- Opening Delimiter -
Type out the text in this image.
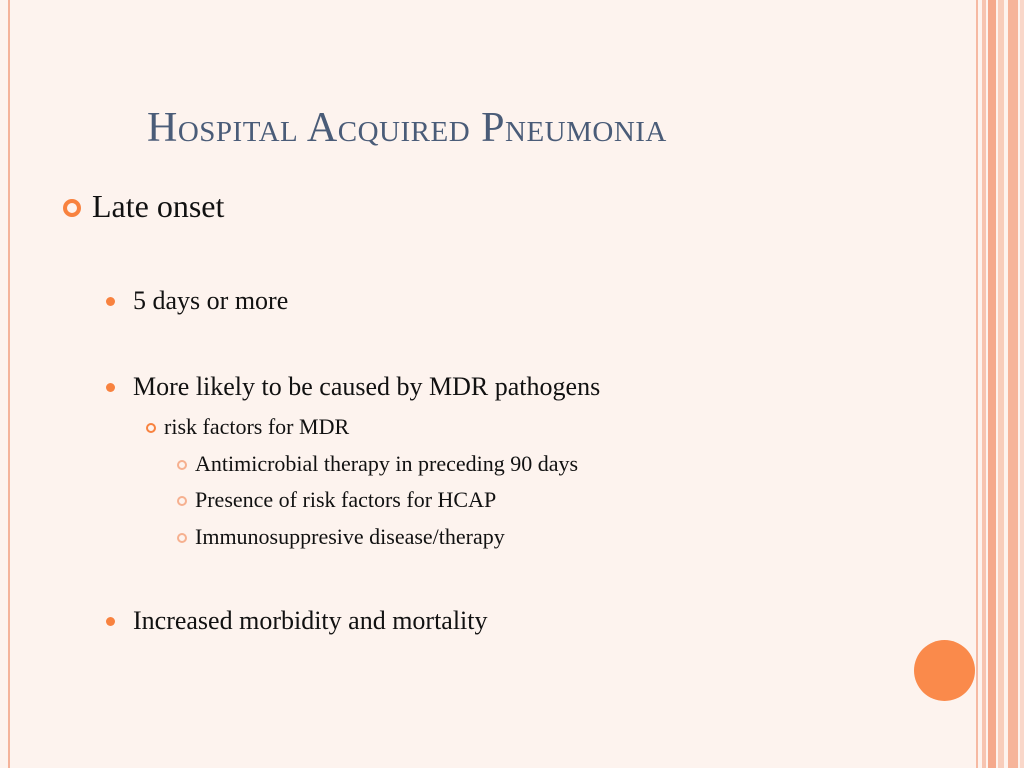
Hospital Acquired Pneumonia
Late onset
5 days or more
More likely to be caused by MDR pathogens
risk factors for MDR
Antimicrobial therapy in preceding 90 days
Presence of risk factors for HCAP
Immunosuppresive disease/therapy
Increased morbidity and mortality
- Closing Delimiter -
== What you will do ==
Reproduce the listing exactly. Do not include its images.

== Written response ==
Type out the text in this image.
Hospital Acquired Pneumonia
Late onset
5 days or more
More likely to be caused by MDR pathogens
risk factors for MDR
Antimicrobial therapy in preceding 90 days
Presence of risk factors for HCAP
Immunosuppresive disease/therapy
Increased morbidity and mortality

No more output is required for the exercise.